Testo di riferimento >>
━━━━━━━━━━━━━━━━

La grande vittoria del NO al Referendum è un segnale politico forte e molto chiaro.
Il popolo italiano e quello emiliano-romagnolo hanno detto NO agli interessi dei poteri forti e hanno scelto la democrazia, la Costituzione e i diritti costituzionali. Sono 1.277.512 (57,25%) le elettrici e gli elettori emiliano-romagnoli che hanno votato no, a loro va il nostro ringraziamento.
L’Emilia-Romagna, con alta affluenza e voto netto per il No, conferma che c’è una domanda reale di cambiamento, partecipazione e futuro. I giovani, numerosissimi al voto, lo hanno dimostrato: vogliono contare, vogliono essere ascoltati, vogliono giustizia sociale e opportunità concrete.
Quella bocciata non era solo una riforma sbagliata: era una riforma di classe, a difesa degli interessi delle élite, di cui i cittadini comuni avrebbero pagato il prezzo.

━━━━━━━━━━━━━━━━

Compiti da svolgere >>
1) Secondo il testo sul Referendum, che cosa hanno scelto il popolo italiano e quello emiliano-romagnolo? Riporta tutte le voci indicate.
2) Prosegui il testo sul Referendum dopo la sua ultima frase.

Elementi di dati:
━━━━━━━━━━━━━━━━

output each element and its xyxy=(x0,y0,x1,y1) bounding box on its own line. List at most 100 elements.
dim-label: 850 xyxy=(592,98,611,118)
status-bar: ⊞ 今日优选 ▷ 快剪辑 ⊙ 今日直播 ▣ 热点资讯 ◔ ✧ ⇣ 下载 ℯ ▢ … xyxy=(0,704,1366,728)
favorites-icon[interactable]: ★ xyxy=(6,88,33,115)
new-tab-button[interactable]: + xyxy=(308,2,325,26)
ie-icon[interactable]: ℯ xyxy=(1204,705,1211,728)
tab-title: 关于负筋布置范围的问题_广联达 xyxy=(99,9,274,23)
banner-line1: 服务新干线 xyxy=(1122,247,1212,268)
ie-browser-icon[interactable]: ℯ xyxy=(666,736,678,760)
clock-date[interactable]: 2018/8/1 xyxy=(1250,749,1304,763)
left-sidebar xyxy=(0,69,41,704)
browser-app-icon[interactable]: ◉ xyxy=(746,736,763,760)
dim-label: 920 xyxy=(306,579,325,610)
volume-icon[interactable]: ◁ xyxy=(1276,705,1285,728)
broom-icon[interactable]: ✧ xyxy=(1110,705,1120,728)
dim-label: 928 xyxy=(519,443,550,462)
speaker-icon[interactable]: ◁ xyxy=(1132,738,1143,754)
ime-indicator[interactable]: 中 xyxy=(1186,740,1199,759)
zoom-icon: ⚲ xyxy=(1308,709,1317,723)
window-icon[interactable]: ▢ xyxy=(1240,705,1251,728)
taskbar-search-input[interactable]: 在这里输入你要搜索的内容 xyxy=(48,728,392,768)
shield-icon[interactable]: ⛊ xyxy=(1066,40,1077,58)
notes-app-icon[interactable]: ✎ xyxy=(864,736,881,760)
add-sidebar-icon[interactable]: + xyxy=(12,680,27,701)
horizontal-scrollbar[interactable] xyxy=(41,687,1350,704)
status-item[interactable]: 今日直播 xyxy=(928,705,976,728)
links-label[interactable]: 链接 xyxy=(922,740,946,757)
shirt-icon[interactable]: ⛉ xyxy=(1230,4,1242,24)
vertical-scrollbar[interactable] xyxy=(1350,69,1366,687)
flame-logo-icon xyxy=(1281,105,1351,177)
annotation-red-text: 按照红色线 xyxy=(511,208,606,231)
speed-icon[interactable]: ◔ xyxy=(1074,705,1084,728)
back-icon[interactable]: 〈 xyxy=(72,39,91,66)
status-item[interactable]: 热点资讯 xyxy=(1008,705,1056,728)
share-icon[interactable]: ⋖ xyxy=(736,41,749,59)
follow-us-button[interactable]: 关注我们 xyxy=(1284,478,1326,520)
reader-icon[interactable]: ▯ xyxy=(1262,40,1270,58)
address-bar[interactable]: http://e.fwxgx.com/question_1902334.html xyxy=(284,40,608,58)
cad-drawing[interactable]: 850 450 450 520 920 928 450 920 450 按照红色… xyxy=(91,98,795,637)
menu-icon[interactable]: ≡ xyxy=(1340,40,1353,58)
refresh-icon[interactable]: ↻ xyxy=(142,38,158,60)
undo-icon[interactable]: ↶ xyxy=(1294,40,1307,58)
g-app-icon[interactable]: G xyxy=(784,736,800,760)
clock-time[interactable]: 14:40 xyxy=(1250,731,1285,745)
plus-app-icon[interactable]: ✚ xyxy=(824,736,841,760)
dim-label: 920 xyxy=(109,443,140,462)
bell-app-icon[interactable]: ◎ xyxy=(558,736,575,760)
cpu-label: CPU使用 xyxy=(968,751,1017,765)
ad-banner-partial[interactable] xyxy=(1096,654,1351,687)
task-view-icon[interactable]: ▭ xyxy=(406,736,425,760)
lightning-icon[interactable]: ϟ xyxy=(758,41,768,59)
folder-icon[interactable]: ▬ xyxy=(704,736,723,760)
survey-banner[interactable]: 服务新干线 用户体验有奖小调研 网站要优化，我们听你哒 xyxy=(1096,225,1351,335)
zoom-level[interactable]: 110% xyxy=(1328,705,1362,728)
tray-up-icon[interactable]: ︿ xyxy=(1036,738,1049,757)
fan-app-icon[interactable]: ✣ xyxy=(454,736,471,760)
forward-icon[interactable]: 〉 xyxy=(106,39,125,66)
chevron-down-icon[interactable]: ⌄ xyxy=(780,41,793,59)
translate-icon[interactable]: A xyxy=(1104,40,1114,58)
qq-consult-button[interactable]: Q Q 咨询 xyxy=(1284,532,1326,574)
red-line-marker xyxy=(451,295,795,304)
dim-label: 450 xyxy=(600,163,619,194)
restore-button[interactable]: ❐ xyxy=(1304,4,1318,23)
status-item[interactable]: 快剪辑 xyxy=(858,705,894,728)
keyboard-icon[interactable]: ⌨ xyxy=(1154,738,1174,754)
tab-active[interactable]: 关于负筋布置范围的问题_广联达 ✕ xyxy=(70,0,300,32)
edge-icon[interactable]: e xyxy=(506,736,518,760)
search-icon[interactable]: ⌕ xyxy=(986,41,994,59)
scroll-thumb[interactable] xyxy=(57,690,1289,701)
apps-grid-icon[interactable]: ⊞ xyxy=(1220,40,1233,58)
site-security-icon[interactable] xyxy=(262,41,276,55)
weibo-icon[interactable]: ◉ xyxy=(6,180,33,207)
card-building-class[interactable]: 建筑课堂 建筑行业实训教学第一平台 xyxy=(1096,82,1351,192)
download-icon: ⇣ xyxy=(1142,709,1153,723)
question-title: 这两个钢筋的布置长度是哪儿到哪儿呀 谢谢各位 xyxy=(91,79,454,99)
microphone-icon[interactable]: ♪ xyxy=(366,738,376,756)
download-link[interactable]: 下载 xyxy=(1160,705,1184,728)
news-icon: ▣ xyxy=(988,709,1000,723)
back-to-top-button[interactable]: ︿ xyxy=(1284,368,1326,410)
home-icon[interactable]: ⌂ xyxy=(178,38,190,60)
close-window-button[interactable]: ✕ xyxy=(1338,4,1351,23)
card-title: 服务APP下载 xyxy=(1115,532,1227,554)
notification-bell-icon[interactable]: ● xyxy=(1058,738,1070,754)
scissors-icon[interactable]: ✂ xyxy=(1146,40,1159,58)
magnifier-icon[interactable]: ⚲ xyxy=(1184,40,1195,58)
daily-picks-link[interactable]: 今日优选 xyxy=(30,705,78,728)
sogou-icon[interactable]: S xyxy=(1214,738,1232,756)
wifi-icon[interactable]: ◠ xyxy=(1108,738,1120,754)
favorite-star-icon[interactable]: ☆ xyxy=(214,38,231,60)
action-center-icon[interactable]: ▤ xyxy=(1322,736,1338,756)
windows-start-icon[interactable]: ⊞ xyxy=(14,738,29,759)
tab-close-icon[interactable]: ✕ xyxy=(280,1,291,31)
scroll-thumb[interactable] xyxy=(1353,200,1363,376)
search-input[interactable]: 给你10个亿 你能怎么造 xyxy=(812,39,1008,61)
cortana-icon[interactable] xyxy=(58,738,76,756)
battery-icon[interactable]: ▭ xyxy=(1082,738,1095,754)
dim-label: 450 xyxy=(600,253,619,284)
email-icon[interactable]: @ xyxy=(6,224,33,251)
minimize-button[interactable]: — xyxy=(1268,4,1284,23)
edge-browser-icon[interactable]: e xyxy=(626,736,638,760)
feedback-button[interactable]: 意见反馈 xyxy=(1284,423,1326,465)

━━━━━━━━━━━━━━━━

Risposte attese >>
1) La democrazia, la Costituzione, i diritti costituzionali.

2)
Oggi tutto questo è stato respinto e da qui bisogna ripartire. Non basta cambiare chi governa: bisogna costruire un’alternativa vera, netta e popolare, alle politiche di guerra e riarmo della destra e del centrosinistra, al sistema neoliberista e agli interessi dei privilegiati. Serve un’alternativa che metta al centro pace, lavoro, salari, sanità pubblica, scuola, casa, diritti, giustizia sociale, attuazione della Costituzione.
Per noi è vitale e improrogabile raccogliere il messaggio e costruire un’alternativa concreta e di cambiamento reale.